• _TASK DESCRIPTION_
Give the count of lines holding the string "même" and nothing else.

(Data extracted from a collection)
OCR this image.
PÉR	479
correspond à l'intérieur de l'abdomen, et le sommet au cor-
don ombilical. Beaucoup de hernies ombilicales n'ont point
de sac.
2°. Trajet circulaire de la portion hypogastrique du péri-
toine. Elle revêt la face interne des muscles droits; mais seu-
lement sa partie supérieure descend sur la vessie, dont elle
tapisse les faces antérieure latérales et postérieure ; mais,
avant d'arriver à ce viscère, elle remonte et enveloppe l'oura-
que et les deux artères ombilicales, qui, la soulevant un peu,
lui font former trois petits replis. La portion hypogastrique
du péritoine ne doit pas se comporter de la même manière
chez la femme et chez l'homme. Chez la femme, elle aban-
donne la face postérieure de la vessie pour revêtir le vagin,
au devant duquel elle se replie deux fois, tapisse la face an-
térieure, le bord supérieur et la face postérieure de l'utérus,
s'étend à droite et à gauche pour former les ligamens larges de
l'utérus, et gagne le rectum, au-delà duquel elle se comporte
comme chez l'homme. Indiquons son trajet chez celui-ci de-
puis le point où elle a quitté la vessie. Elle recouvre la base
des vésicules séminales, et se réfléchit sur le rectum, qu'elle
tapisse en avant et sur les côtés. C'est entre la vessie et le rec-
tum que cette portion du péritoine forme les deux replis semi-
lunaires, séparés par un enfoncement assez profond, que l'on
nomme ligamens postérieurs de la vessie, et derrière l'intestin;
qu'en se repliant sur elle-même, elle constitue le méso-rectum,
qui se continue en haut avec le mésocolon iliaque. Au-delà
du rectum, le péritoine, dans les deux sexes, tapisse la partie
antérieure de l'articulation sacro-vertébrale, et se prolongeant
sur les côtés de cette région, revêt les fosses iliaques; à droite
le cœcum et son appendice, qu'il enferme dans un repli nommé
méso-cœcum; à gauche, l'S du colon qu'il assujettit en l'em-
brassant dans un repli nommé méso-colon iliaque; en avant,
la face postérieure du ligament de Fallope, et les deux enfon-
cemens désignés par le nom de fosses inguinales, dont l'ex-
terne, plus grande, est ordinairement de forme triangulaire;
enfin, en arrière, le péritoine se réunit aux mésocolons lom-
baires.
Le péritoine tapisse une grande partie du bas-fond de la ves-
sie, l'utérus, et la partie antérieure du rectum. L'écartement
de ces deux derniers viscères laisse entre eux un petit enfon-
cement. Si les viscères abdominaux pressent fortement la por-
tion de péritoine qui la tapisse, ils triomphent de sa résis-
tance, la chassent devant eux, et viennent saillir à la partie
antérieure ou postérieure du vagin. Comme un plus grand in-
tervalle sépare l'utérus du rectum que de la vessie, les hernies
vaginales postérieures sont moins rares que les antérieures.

• _OUTPUT FOR THIS TASK_
2